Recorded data
[Start]

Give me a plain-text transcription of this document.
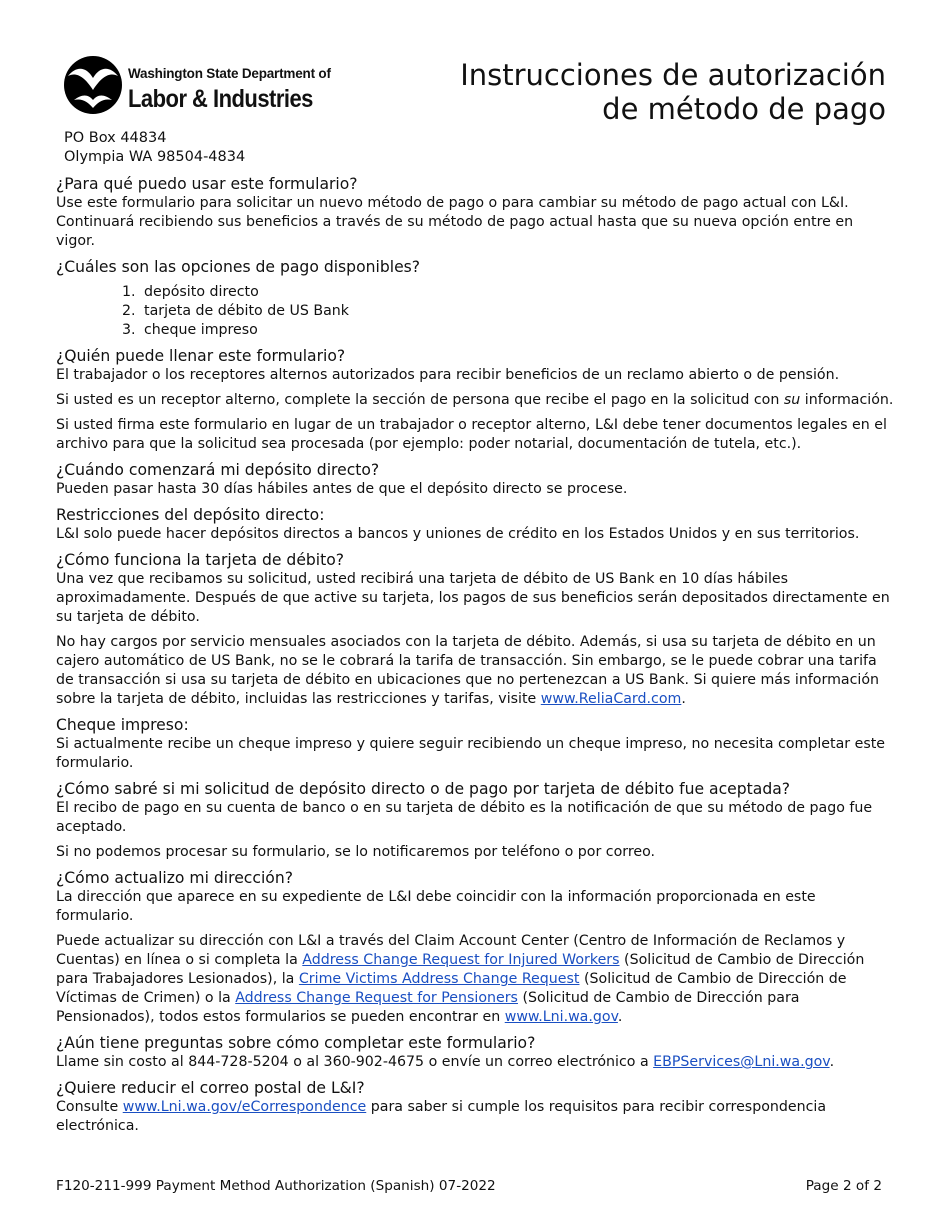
Washington State Department of
Labor & Industries
Instrucciones de autorización
de método de pago
PO Box 44834
Olympia WA 98504-4834
¿Para qué puedo usar este formulario?

Use este formulario para solicitar un nuevo método de pago o para cambiar su método de pago actual con L&I. Continuará recibiendo sus beneficios a través de su método de pago actual hasta que su nueva opción entre en vigor.

¿Cuáles son las opciones de pago disponibles?
1. depósito directo
2. tarjeta de débito de US Bank
3. cheque impreso
¿Quién puede llenar este formulario?

El trabajador o los receptores alternos autorizados para recibir beneficios de un reclamo abierto o de pensión.

Si usted es un receptor alterno, complete la sección de persona que recibe el pago en la solicitud con su información.

Si usted firma este formulario en lugar de un trabajador o receptor alterno, L&I debe tener documentos legales en el archivo para que la solicitud sea procesada (por ejemplo: poder notarial, documentación de tutela, etc.).

¿Cuándo comenzará mi depósito directo?

Pueden pasar hasta 30 días hábiles antes de que el depósito directo se procese.

Restricciones del depósito directo:

L&I solo puede hacer depósitos directos a bancos y uniones de crédito en los Estados Unidos y en sus territorios.

¿Cómo funciona la tarjeta de débito?

Una vez que recibamos su solicitud, usted recibirá una tarjeta de débito de US Bank en 10 días hábiles aproximadamente. Después de que active su tarjeta, los pagos de sus beneficios serán depositados directamente en su tarjeta de débito.

No hay cargos por servicio mensuales asociados con la tarjeta de débito. Además, si usa su tarjeta de débito en un cajero automático de US Bank, no se le cobrará la tarifa de transacción. Sin embargo, se le puede cobrar una tarifa de transacción si usa su tarjeta de débito en ubicaciones que no pertenezcan a US Bank. Si quiere más información sobre la tarjeta de débito, incluidas las restricciones y tarifas, visite www.ReliaCard.com.

Cheque impreso:

Si actualmente recibe un cheque impreso y quiere seguir recibiendo un cheque impreso, no necesita completar este formulario.

¿Cómo sabré si mi solicitud de depósito directo o de pago por tarjeta de débito fue aceptada?

El recibo de pago en su cuenta de banco o en su tarjeta de débito es la notificación de que su método de pago fue aceptado.

Si no podemos procesar su formulario, se lo notificaremos por teléfono o por correo.

¿Cómo actualizo mi dirección?

La dirección que aparece en su expediente de L&I debe coincidir con la información proporcionada en este formulario.

Puede actualizar su dirección con L&I a través del Claim Account Center (Centro de Información de Reclamos y Cuentas) en línea o si completa la Address Change Request for Injured Workers (Solicitud de Cambio de Dirección para Trabajadores Lesionados), la Crime Victims Address Change Request (Solicitud de Cambio de Dirección de Víctimas de Crimen) o la Address Change Request for Pensioners (Solicitud de Cambio de Dirección para Pensionados), todos estos formularios se pueden encontrar en www.Lni.wa.gov.

¿Aún tiene preguntas sobre cómo completar este formulario?

Llame sin costo al 844-728-5204 o al 360-902-4675 o envíe un correo electrónico a EBPServices@Lni.wa.gov.

¿Quiere reducir el correo postal de L&I?

Consulte www.Lni.wa.gov/eCorrespondence para saber si cumple los requisitos para recibir correspondencia electrónica.

F120-211-999 Payment Method Authorization (Spanish) 07-2022	Page 2 of 2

[End]

Stated problem
The records above need to be restated word for word, with the pictures left out.

Result of the exercise
Give me a plain-text transcription of this document.
Washington State Department of
Labor & Industries
Instrucciones de autorización
de método de pago
PO Box 44834
Olympia WA 98504-4834
¿Para qué puedo usar este formulario?

Use este formulario para solicitar un nuevo método de pago o para cambiar su método de pago actual con L&I. Continuará recibiendo sus beneficios a través de su método de pago actual hasta que su nueva opción entre en vigor.

¿Cuáles son las opciones de pago disponibles?
1. depósito directo
2. tarjeta de débito de US Bank
3. cheque impreso
¿Quién puede llenar este formulario?

El trabajador o los receptores alternos autorizados para recibir beneficios de un reclamo abierto o de pensión.

Si usted es un receptor alterno, complete la sección de persona que recibe el pago en la solicitud con su información.

Si usted firma este formulario en lugar de un trabajador o receptor alterno, L&I debe tener documentos legales en el archivo para que la solicitud sea procesada (por ejemplo: poder notarial, documentación de tutela, etc.).

¿Cuándo comenzará mi depósito directo?

Pueden pasar hasta 30 días hábiles antes de que el depósito directo se procese.

Restricciones del depósito directo:

L&I solo puede hacer depósitos directos a bancos y uniones de crédito en los Estados Unidos y en sus territorios.

¿Cómo funciona la tarjeta de débito?

Una vez que recibamos su solicitud, usted recibirá una tarjeta de débito de US Bank en 10 días hábiles aproximadamente. Después de que active su tarjeta, los pagos de sus beneficios serán depositados directamente en su tarjeta de débito.

No hay cargos por servicio mensuales asociados con la tarjeta de débito. Además, si usa su tarjeta de débito en un cajero automático de US Bank, no se le cobrará la tarifa de transacción. Sin embargo, se le puede cobrar una tarifa de transacción si usa su tarjeta de débito en ubicaciones que no pertenezcan a US Bank. Si quiere más información sobre la tarjeta de débito, incluidas las restricciones y tarifas, visite www.ReliaCard.com.

Cheque impreso:

Si actualmente recibe un cheque impreso y quiere seguir recibiendo un cheque impreso, no necesita completar este formulario.

¿Cómo sabré si mi solicitud de depósito directo o de pago por tarjeta de débito fue aceptada?

El recibo de pago en su cuenta de banco o en su tarjeta de débito es la notificación de que su método de pago fue aceptado.

Si no podemos procesar su formulario, se lo notificaremos por teléfono o por correo.

¿Cómo actualizo mi dirección?

La dirección que aparece en su expediente de L&I debe coincidir con la información proporcionada en este formulario.

Puede actualizar su dirección con L&I a través del Claim Account Center (Centro de Información de Reclamos y Cuentas) en línea o si completa la Address Change Request for Injured Workers (Solicitud de Cambio de Dirección para Trabajadores Lesionados), la Crime Victims Address Change Request (Solicitud de Cambio de Dirección de Víctimas de Crimen) o la Address Change Request for Pensioners (Solicitud de Cambio de Dirección para Pensionados), todos estos formularios se pueden encontrar en www.Lni.wa.gov.

¿Aún tiene preguntas sobre cómo completar este formulario?

Llame sin costo al 844-728-5204 o al 360-902-4675 o envíe un correo electrónico a EBPServices@Lni.wa.gov.

¿Quiere reducir el correo postal de L&I?

Consulte www.Lni.wa.gov/eCorrespondence para saber si cumple los requisitos para recibir correspondencia electrónica.

F120-211-999 Payment Method Authorization (Spanish) 07-2022	Page 2 of 2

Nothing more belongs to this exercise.